▶ Exercise objective
Transcribe every line exactly and omit anything that is a picture.

▶ Extracted records
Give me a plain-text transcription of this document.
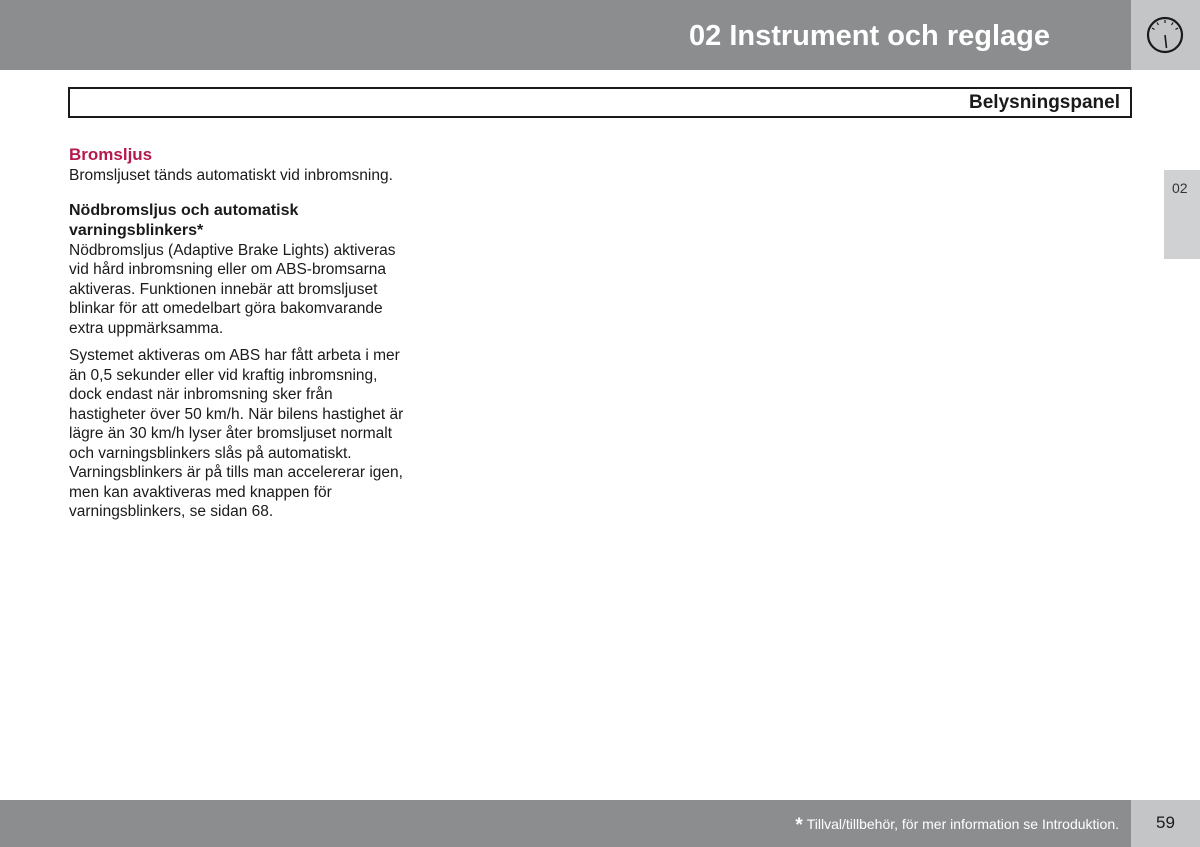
02 Instrument och reglage
Belysningspanel
02
Bromsljus

Bromsljuset tänds automatiskt vid inbromsning.

Nödbromsljus och automatisk varningsblinkers*

Nödbromsljus (Adaptive Brake Lights) aktiveras vid hård inbromsning eller om ABS-bromsarna aktiveras. Funktionen innebär att bromsljuset blinkar för att omedelbart göra bakomvarande extra uppmärksamma.

Systemet aktiveras om ABS har fått arbeta i mer än 0,5 sekunder eller vid kraftig inbromsning, dock endast när inbromsning sker från hastigheter över 50 km/h. När bilens hastighet är lägre än 30 km/h lyser åter bromsljuset normalt och varningsblinkers slås på automatiskt. Varningsblinkers är på tills man accelererar igen, men kan avaktiveras med knappen för varningsblinkers, se sidan 68.

* Tillval/tillbehör, för mer information se Introduktion.	59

▶ Final result
Give me a plain-text transcription of this document.
02 Instrument och reglage
Belysningspanel
02
Bromsljus

Bromsljuset tänds automatiskt vid inbromsning.

Nödbromsljus och automatisk varningsblinkers*

Nödbromsljus (Adaptive Brake Lights) aktiveras vid hård inbromsning eller om ABS-bromsarna aktiveras. Funktionen innebär att bromsljuset blinkar för att omedelbart göra bakomvarande extra uppmärksamma.

Systemet aktiveras om ABS har fått arbeta i mer än 0,5 sekunder eller vid kraftig inbromsning, dock endast när inbromsning sker från hastigheter över 50 km/h. När bilens hastighet är lägre än 30 km/h lyser åter bromsljuset normalt och varningsblinkers slås på automatiskt. Varningsblinkers är på tills man accelererar igen, men kan avaktiveras med knappen för varningsblinkers, se sidan 68.

* Tillval/tillbehör, för mer information se Introduktion.	59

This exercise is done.